# LISTING
——

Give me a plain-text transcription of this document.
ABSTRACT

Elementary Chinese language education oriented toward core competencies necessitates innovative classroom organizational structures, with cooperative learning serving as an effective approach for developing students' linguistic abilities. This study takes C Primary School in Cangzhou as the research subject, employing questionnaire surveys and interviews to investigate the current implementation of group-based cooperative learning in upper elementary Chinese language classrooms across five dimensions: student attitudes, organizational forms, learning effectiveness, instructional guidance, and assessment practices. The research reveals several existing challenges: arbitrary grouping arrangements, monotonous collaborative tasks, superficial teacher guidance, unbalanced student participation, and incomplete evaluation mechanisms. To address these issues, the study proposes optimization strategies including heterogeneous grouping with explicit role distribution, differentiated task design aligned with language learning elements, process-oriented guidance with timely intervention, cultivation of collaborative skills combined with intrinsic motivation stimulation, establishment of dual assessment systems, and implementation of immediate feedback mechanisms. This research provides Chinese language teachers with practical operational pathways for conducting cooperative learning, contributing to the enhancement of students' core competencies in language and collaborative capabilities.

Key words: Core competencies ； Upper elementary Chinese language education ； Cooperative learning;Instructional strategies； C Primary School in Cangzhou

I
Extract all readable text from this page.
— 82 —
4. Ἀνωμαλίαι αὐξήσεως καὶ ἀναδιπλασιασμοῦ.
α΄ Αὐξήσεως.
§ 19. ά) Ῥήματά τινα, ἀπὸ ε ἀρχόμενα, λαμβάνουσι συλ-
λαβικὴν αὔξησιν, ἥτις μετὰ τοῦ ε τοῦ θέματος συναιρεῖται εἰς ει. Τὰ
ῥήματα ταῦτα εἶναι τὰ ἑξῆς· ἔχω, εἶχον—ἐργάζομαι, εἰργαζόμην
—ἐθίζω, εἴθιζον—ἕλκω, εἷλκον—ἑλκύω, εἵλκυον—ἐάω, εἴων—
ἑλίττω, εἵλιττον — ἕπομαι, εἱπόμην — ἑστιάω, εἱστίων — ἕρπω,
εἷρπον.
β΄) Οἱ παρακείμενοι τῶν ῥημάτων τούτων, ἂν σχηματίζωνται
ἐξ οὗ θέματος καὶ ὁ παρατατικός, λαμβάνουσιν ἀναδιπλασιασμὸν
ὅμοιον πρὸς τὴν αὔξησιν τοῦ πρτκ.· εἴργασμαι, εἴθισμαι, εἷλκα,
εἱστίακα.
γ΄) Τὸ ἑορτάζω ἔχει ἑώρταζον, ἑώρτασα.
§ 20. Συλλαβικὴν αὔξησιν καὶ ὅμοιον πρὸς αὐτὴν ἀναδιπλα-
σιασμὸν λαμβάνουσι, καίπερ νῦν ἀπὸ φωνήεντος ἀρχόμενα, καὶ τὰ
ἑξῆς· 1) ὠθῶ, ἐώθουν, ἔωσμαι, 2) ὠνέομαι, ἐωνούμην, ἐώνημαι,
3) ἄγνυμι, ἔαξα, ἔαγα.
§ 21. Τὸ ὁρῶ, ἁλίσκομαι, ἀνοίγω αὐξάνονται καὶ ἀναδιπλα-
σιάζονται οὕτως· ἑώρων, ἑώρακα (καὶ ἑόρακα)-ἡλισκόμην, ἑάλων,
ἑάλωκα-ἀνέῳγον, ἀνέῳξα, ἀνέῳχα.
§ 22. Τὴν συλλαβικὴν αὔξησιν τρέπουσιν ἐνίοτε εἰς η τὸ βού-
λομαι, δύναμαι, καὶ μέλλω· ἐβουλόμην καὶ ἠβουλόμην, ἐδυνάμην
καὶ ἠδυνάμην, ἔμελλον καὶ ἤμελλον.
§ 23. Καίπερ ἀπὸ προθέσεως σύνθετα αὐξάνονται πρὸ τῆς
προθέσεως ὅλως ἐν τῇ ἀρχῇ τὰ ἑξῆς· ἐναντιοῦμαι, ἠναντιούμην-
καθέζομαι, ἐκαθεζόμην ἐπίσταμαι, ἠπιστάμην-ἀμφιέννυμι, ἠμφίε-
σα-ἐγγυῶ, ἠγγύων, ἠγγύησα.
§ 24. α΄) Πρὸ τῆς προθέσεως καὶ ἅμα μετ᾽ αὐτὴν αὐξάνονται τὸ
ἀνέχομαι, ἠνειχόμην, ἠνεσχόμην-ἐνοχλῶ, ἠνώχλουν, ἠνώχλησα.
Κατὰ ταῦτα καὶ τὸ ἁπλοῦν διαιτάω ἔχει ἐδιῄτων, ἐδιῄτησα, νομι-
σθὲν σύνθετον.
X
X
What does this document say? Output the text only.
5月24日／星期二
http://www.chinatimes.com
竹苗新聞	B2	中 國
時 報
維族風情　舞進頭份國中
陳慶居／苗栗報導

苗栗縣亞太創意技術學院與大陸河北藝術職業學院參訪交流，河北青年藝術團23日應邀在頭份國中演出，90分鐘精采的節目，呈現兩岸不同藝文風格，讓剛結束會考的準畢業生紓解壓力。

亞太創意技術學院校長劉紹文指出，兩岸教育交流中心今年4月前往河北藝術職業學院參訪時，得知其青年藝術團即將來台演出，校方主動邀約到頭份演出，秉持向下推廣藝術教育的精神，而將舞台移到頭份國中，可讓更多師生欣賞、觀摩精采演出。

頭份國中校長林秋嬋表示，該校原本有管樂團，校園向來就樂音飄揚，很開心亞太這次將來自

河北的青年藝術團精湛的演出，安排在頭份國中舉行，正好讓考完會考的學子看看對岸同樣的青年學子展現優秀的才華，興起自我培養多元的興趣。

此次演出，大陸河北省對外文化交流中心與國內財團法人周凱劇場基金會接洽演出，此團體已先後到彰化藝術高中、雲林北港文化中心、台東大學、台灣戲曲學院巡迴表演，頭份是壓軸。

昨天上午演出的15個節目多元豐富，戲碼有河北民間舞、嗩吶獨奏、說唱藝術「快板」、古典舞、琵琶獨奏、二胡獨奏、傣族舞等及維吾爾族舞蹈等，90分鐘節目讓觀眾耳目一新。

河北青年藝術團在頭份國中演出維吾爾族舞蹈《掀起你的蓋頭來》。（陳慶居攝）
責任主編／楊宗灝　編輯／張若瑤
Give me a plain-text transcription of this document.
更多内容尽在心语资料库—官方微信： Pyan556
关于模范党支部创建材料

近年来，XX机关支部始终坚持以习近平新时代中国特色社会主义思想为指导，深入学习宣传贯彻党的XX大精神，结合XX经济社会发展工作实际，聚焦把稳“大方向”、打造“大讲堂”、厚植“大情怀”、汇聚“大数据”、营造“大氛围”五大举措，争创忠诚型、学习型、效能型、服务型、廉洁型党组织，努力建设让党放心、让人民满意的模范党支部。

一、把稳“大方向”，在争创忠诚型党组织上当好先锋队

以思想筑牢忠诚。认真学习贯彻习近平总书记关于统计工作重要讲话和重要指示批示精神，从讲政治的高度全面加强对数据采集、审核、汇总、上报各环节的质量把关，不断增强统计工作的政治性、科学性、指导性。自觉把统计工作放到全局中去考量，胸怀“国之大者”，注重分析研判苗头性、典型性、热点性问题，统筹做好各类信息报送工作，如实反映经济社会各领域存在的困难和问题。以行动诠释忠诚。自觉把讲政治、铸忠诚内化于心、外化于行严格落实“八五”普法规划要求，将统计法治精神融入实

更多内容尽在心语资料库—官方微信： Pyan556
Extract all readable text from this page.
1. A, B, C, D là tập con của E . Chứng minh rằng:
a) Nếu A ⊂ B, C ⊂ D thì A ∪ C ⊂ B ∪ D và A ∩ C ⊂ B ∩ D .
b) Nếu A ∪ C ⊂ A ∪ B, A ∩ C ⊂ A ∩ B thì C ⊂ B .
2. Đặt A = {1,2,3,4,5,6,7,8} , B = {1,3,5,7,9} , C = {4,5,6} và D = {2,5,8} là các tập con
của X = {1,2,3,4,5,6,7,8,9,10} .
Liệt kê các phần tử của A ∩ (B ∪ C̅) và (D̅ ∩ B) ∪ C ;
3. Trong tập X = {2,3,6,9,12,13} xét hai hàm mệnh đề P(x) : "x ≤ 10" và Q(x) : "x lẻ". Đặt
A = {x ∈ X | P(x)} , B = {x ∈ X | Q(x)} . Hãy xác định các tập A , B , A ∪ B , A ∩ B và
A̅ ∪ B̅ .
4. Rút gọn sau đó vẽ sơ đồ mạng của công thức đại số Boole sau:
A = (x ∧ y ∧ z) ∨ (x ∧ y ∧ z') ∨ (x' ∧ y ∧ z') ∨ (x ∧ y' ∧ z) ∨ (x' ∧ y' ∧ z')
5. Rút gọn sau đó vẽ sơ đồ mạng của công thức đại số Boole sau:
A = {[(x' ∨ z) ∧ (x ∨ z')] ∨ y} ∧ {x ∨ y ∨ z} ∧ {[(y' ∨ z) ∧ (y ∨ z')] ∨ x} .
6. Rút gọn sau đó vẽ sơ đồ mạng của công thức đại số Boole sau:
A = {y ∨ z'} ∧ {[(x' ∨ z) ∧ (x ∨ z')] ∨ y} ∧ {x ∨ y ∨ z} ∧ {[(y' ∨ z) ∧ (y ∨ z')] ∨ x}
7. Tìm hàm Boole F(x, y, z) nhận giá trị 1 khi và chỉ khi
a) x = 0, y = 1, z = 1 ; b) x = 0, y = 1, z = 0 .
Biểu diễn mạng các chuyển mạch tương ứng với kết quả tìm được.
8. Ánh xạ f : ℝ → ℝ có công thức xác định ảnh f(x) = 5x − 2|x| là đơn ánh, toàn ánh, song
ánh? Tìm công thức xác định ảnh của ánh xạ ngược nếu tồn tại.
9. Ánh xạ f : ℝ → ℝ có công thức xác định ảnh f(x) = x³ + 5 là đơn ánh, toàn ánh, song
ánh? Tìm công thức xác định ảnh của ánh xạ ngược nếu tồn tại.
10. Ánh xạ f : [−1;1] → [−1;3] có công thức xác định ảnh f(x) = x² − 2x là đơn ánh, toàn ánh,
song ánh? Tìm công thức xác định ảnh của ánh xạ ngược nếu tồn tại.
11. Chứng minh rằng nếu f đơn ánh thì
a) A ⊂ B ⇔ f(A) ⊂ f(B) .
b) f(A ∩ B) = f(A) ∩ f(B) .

——

# WORK REQUIRED
Return each line where "mạng" shows up.

# EXERCISE SOLUTION
4. Rút gọn sau đó vẽ sơ đồ mạng của công thức đại số Boole sau:
5. Rút gọn sau đó vẽ sơ đồ mạng của công thức đại số Boole sau:
6. Rút gọn sau đó vẽ sơ đồ mạng của công thức đại số Boole sau:
Biểu diễn mạng các chuyển mạch tương ứng với kết quả tìm được.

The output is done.